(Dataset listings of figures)
---*---

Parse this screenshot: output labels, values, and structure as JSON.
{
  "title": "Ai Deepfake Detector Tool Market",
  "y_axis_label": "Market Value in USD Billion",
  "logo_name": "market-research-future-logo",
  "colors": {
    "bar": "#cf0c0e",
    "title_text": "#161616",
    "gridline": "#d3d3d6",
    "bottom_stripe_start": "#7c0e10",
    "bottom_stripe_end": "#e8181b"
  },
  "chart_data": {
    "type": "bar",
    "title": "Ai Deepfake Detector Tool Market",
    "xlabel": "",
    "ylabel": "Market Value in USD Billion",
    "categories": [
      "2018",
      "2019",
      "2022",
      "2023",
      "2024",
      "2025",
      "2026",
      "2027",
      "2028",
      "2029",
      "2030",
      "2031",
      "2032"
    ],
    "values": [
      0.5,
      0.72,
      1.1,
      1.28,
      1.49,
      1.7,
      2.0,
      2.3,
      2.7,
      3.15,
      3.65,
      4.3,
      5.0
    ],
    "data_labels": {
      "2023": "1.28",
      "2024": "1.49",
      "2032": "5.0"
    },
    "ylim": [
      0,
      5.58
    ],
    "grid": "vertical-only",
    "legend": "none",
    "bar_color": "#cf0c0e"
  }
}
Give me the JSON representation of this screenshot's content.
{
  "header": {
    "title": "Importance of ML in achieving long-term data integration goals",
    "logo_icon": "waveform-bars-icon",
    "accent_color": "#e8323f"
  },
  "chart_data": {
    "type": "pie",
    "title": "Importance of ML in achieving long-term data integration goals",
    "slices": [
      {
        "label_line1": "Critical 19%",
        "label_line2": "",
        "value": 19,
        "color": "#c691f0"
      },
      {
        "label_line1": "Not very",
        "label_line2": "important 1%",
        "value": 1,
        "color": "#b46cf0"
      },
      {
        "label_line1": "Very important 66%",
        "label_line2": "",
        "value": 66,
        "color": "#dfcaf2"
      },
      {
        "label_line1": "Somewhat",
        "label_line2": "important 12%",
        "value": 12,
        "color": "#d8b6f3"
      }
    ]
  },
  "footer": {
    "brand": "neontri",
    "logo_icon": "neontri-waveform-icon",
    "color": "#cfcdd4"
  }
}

---*---

**What this task involves**
Beginning at the line containing "Give me the", repeat each line exactly through the last line of the entries, and include no other lines.

**Reply to the task**
Give me the JSON representation of this screenshot's content.
{
  "header": {
    "title": "Importance of ML in achieving long-term data integration goals",
    "logo_icon": "waveform-bars-icon",
    "accent_color": "#e8323f"
  },
  "chart_data": {
    "type": "pie",
    "title": "Importance of ML in achieving long-term data integration goals",
    "slices": [
      {
        "label_line1": "Critical 19%",
        "label_line2": "",
        "value": 19,
        "color": "#c691f0"
      },
      {
        "label_line1": "Not very",
        "label_line2": "important 1%",
        "value": 1,
        "color": "#b46cf0"
      },
      {
        "label_line1": "Very important 66%",
        "label_line2": "",
        "value": 66,
        "color": "#dfcaf2"
      },
      {
        "label_line1": "Somewhat",
        "label_line2": "important 12%",
        "value": 12,
        "color": "#d8b6f3"
      }
    ]
  },
  "footer": {
    "brand": "neontri",
    "logo_icon": "neontri-waveform-icon",
    "color": "#cfcdd4"
  }
}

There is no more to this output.